— start DATASET RECORDS —

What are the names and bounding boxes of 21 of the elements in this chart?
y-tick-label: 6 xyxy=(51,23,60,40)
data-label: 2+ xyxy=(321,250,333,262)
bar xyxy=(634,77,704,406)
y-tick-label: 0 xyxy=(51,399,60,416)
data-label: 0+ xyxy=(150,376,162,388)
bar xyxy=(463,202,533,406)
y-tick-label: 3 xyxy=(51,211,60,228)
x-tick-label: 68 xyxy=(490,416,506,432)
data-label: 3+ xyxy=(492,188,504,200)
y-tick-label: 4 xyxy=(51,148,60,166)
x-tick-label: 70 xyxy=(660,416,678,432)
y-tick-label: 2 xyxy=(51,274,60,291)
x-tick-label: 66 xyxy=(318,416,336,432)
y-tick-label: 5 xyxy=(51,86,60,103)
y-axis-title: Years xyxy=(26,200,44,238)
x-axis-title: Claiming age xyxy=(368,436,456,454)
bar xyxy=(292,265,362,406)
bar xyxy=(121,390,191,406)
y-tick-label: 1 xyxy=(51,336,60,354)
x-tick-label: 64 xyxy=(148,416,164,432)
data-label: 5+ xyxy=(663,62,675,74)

— end DATASET RECORDS —
— start DATASET RECORDS —

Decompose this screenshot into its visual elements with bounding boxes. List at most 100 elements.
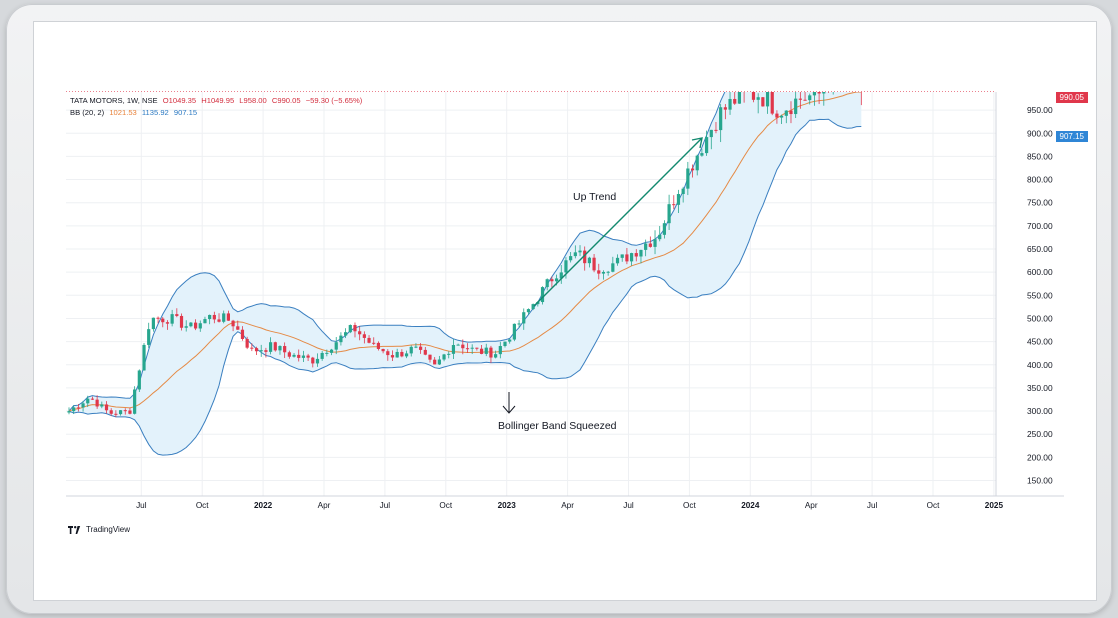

— end DATASET RECORDS —
— start DATASET RECORDS —

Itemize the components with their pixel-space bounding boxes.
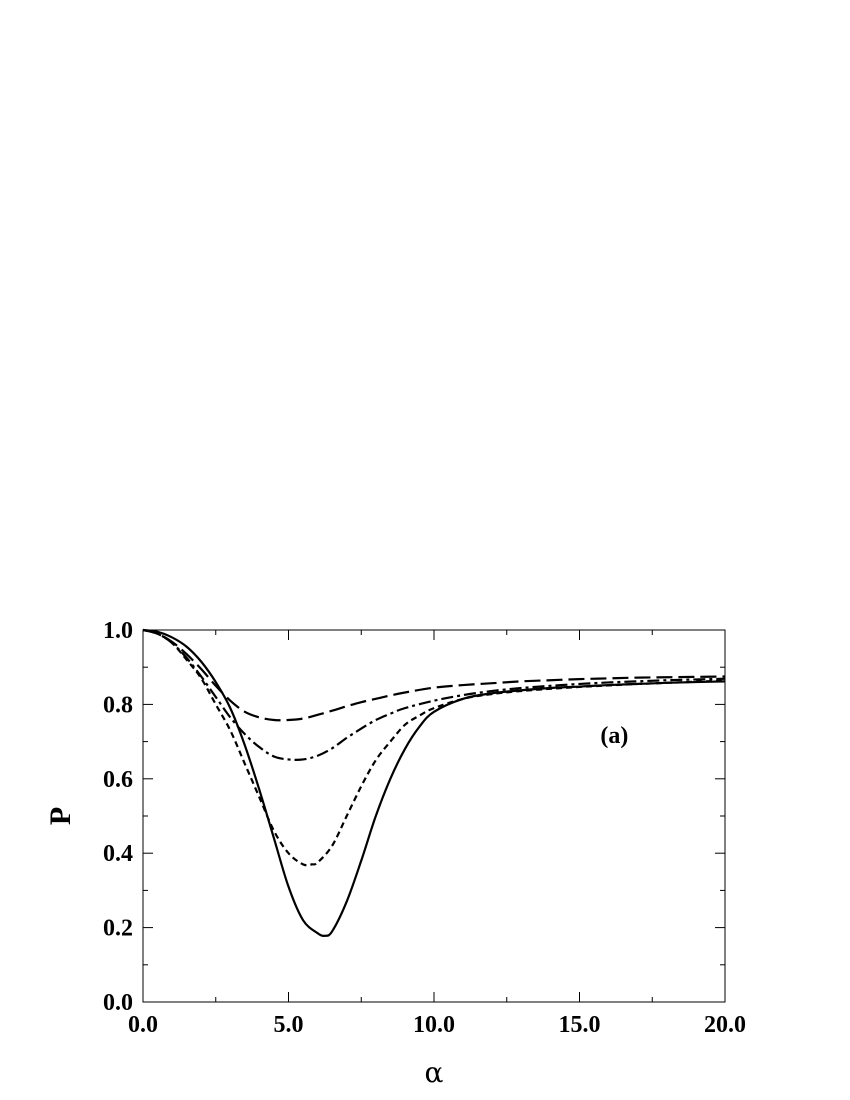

— end DATASET RECORDS —

WHAT THE EXERCISE ASKS: Retype the material between the line holding "What are the" and the line holding "data-label: 5+ xyxy=(663,62,675,74)", inclusive, keeping every line exactly the same.

THE RESULT:
What are the names and bounding boxes of 21 of the elements in this chart?
y-tick-label: 6 xyxy=(51,23,60,40)
data-label: 2+ xyxy=(321,250,333,262)
bar xyxy=(634,77,704,406)
y-tick-label: 0 xyxy=(51,399,60,416)
data-label: 0+ xyxy=(150,376,162,388)
bar xyxy=(463,202,533,406)
y-tick-label: 3 xyxy=(51,211,60,228)
x-tick-label: 68 xyxy=(490,416,506,432)
data-label: 3+ xyxy=(492,188,504,200)
y-tick-label: 4 xyxy=(51,148,60,166)
x-tick-label: 70 xyxy=(660,416,678,432)
y-tick-label: 2 xyxy=(51,274,60,291)
x-tick-label: 66 xyxy=(318,416,336,432)
y-tick-label: 5 xyxy=(51,86,60,103)
y-axis-title: Years xyxy=(26,200,44,238)
x-axis-title: Claiming age xyxy=(368,436,456,454)
bar xyxy=(292,265,362,406)
bar xyxy=(121,390,191,406)
y-tick-label: 1 xyxy=(51,336,60,354)
x-tick-label: 64 xyxy=(148,416,164,432)
data-label: 5+ xyxy=(663,62,675,74)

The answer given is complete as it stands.